═══ Data for this task

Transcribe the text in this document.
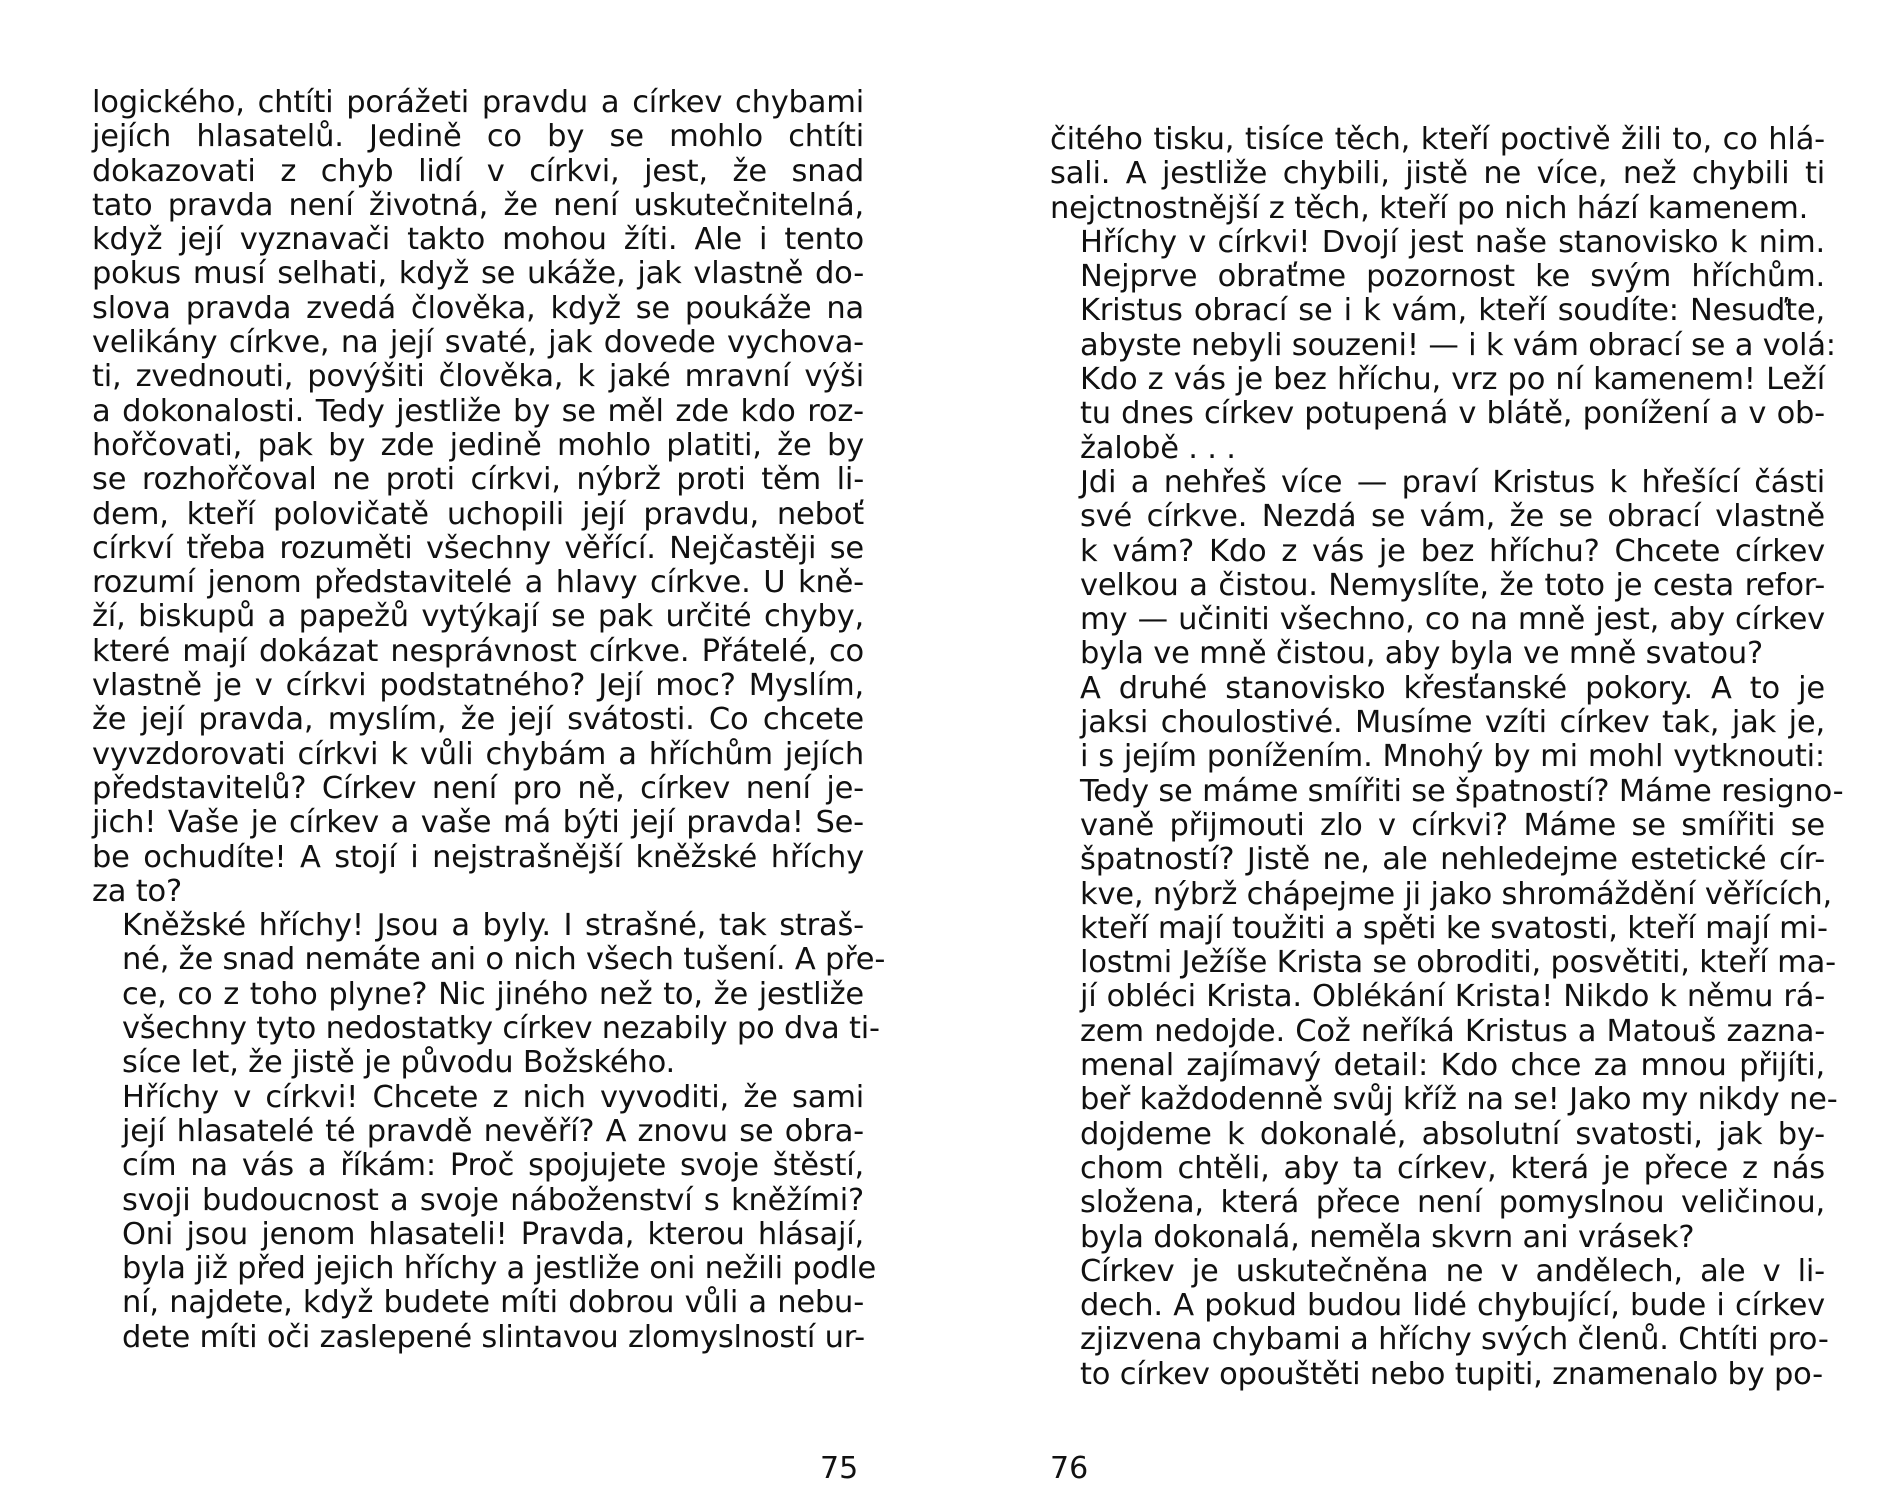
logického, chtíti porážeti pravdu a církev chybami
jejích hlasatelů. Jedině co by se mohlo chtíti
dokazovati z chyb lidí v církvi, jest, že snad
tato pravda není životná, že není uskutečnitelná,
když její vyznavači takto mohou žíti. Ale i tento
pokus musí selhati, když se ukáže, jak vlastně do-
slova pravda zvedá člověka, když se poukáže na
velikány církve, na její svaté, jak dovede vychova-
ti, zvednouti, povýšiti člověka, k jaké mravní výši
a dokonalosti. Tedy jestliže by se měl zde kdo roz-
hořčovati, pak by zde jedině mohlo platiti, že by
se rozhořčoval ne proti církvi, nýbrž proti těm li-
dem, kteří polovičatě uchopili její pravdu, neboť
církví třeba rozuměti všechny věřící. Nejčastěji se
rozumí jenom představitelé a hlavy církve. U kně-
ží, biskupů a papežů vytýkají se pak určité chyby,
které mají dokázat nesprávnost církve. Přátelé, co
vlastně je v církvi podstatného? Její moc? Myslím,
že její pravda, myslím, že její svátosti. Co chcete
vyvzdorovati církvi k vůli chybám a hříchům jejích
představitelů? Církev není pro ně, církev není je-
jich! Vaše je církev a vaše má býti její pravda! Se-
be ochudíte! A stojí i nejstrašnější kněžské hříchy
za to?

Kněžské hříchy! Jsou a byly. I strašné, tak straš-
né, že snad nemáte ani o nich všech tušení. A pře-
ce, co z toho plyne? Nic jiného než to, že jestliže
všechny tyto nedostatky církev nezabily po dva ti-
síce let, že jistě je původu Božského.

Hříchy v církvi! Chcete z nich vyvoditi, že sami
její hlasatelé té pravdě nevěří? A znovu se obra-
cím na vás a říkám: Proč spojujete svoje štěstí,
svoji budoucnost a svoje náboženství s kněžími?
Oni jsou jenom hlasateli! Pravda, kterou hlásají,
byla již před jejich hříchy a jestliže oni nežili podle
ní, najdete, když budete míti dobrou vůli a nebu-
dete míti oči zaslepené slintavou zlomyslností ur-

75

čitého tisku, tisíce těch, kteří poctivě žili to, co hlá-
sali. A jestliže chybili, jistě ne více, než chybili ti
nejctnostnější z těch, kteří po nich hází kamenem.

Hříchy v církvi! Dvojí jest naše stanovisko k nim.
Nejprve obraťme pozornost ke svým hříchům.
Kristus obrací se i k vám, kteří soudíte: Nesuďte,
abyste nebyli souzeni! — i k vám obrací se a volá:
Kdo z vás je bez hříchu, vrz po ní kamenem! Leží
tu dnes církev potupená v blátě, ponížení a v ob-
žalobě . . .

Jdi a nehřeš více — praví Kristus k hřešící části
své církve. Nezdá se vám, že se obrací vlastně
k vám? Kdo z vás je bez hříchu? Chcete církev
velkou a čistou. Nemyslíte, že toto je cesta refor-
my — učiniti všechno, co na mně jest, aby církev
byla ve mně čistou, aby byla ve mně svatou?

A druhé stanovisko křesťanské pokory. A to je
jaksi choulostivé. Musíme vzíti církev tak, jak je,
i s jejím ponížením. Mnohý by mi mohl vytknouti:
Tedy se máme smířiti se špatností? Máme resigno-
vaně přijmouti zlo v církvi? Máme se smířiti se
špatností? Jistě ne, ale nehledejme estetické cír-
kve, nýbrž chápejme ji jako shromáždění věřících,
kteří mají toužiti a spěti ke svatosti, kteří mají mi-
lostmi Ježíše Krista se obroditi, posvětiti, kteří ma-
jí obléci Krista. Oblékání Krista! Nikdo k němu rá-
zem nedojde. Což neříká Kristus a Matouš zazna-
menal zajímavý detail: Kdo chce za mnou přijíti,
beř každodenně svůj kříž na se! Jako my nikdy ne-
dojdeme k dokonalé, absolutní svatosti, jak by-
chom chtěli, aby ta církev, která je přece z nás
složena, která přece není pomyslnou veličinou,
byla dokonalá, neměla skvrn ani vrásek?

Církev je uskutečněna ne v andělech, ale v li-
dech. A pokud budou lidé chybující, bude i církev
zjizvena chybami a hříchy svých členů. Chtíti pro-
to církev opouštěti nebo tupiti, znamenalo by po-

76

══════

_Work to complete_
Count every line above that holds the string "vůli" and give the total, nothing more.

_Full solution_
2